§ WORK REQUIRED
Reproduce the following material exactly, including every line.

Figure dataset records
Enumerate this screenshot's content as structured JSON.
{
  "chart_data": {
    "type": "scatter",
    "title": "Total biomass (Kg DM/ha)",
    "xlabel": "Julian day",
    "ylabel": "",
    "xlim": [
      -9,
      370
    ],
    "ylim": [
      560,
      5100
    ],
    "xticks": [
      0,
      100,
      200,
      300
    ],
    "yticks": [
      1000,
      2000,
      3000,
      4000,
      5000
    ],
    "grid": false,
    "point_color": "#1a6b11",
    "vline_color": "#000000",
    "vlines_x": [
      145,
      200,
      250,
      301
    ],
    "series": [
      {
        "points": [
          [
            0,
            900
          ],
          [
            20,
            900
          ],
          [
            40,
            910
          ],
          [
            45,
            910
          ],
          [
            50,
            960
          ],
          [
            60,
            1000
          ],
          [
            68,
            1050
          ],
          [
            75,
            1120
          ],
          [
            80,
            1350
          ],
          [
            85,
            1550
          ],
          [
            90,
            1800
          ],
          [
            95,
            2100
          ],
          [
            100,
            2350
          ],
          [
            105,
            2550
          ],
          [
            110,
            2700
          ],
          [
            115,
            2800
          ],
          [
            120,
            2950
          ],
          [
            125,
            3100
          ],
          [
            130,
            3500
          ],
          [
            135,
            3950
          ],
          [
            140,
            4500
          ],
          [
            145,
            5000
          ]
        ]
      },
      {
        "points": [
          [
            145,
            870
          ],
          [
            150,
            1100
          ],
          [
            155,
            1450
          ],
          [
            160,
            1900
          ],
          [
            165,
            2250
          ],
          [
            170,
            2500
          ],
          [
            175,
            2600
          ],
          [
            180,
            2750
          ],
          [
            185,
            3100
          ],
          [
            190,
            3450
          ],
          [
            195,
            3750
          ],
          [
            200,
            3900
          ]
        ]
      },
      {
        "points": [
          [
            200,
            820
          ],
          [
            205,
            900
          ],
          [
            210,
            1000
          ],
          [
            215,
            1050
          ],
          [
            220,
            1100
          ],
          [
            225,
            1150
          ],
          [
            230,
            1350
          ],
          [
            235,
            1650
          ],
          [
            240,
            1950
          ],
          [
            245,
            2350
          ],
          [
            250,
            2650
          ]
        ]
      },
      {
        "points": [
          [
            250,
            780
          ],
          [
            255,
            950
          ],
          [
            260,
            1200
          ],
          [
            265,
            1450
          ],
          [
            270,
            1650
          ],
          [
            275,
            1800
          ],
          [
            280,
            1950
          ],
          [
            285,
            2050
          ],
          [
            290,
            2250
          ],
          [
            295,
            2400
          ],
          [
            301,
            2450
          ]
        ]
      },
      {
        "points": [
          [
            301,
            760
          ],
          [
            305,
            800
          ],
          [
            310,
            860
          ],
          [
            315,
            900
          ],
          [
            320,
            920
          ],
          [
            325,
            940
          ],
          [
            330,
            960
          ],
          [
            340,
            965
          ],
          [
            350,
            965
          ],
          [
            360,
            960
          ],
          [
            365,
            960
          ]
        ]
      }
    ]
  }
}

§ OUTPUT OF THE EXERCISE
Enumerate this screenshot's content as structured JSON.
{
  "chart_data": {
    "type": "scatter",
    "title": "Total biomass (Kg DM/ha)",
    "xlabel": "Julian day",
    "ylabel": "",
    "xlim": [
      -9,
      370
    ],
    "ylim": [
      560,
      5100
    ],
    "xticks": [
      0,
      100,
      200,
      300
    ],
    "yticks": [
      1000,
      2000,
      3000,
      4000,
      5000
    ],
    "grid": false,
    "point_color": "#1a6b11",
    "vline_color": "#000000",
    "vlines_x": [
      145,
      200,
      250,
      301
    ],
    "series": [
      {
        "points": [
          [
            0,
            900
          ],
          [
            20,
            900
          ],
          [
            40,
            910
          ],
          [
            45,
            910
          ],
          [
            50,
            960
          ],
          [
            60,
            1000
          ],
          [
            68,
            1050
          ],
          [
            75,
            1120
          ],
          [
            80,
            1350
          ],
          [
            85,
            1550
          ],
          [
            90,
            1800
          ],
          [
            95,
            2100
          ],
          [
            100,
            2350
          ],
          [
            105,
            2550
          ],
          [
            110,
            2700
          ],
          [
            115,
            2800
          ],
          [
            120,
            2950
          ],
          [
            125,
            3100
          ],
          [
            130,
            3500
          ],
          [
            135,
            3950
          ],
          [
            140,
            4500
          ],
          [
            145,
            5000
          ]
        ]
      },
      {
        "points": [
          [
            145,
            870
          ],
          [
            150,
            1100
          ],
          [
            155,
            1450
          ],
          [
            160,
            1900
          ],
          [
            165,
            2250
          ],
          [
            170,
            2500
          ],
          [
            175,
            2600
          ],
          [
            180,
            2750
          ],
          [
            185,
            3100
          ],
          [
            190,
            3450
          ],
          [
            195,
            3750
          ],
          [
            200,
            3900
          ]
        ]
      },
      {
        "points": [
          [
            200,
            820
          ],
          [
            205,
            900
          ],
          [
            210,
            1000
          ],
          [
            215,
            1050
          ],
          [
            220,
            1100
          ],
          [
            225,
            1150
          ],
          [
            230,
            1350
          ],
          [
            235,
            1650
          ],
          [
            240,
            1950
          ],
          [
            245,
            2350
          ],
          [
            250,
            2650
          ]
        ]
      },
      {
        "points": [
          [
            250,
            780
          ],
          [
            255,
            950
          ],
          [
            260,
            1200
          ],
          [
            265,
            1450
          ],
          [
            270,
            1650
          ],
          [
            275,
            1800
          ],
          [
            280,
            1950
          ],
          [
            285,
            2050
          ],
          [
            290,
            2250
          ],
          [
            295,
            2400
          ],
          [
            301,
            2450
          ]
        ]
      },
      {
        "points": [
          [
            301,
            760
          ],
          [
            305,
            800
          ],
          [
            310,
            860
          ],
          [
            315,
            900
          ],
          [
            320,
            920
          ],
          [
            325,
            940
          ],
          [
            330,
            960
          ],
          [
            340,
            965
          ],
          [
            350,
            965
          ],
          [
            360,
            960
          ],
          [
            365,
            960
          ]
        ]
      }
    ]
  }
}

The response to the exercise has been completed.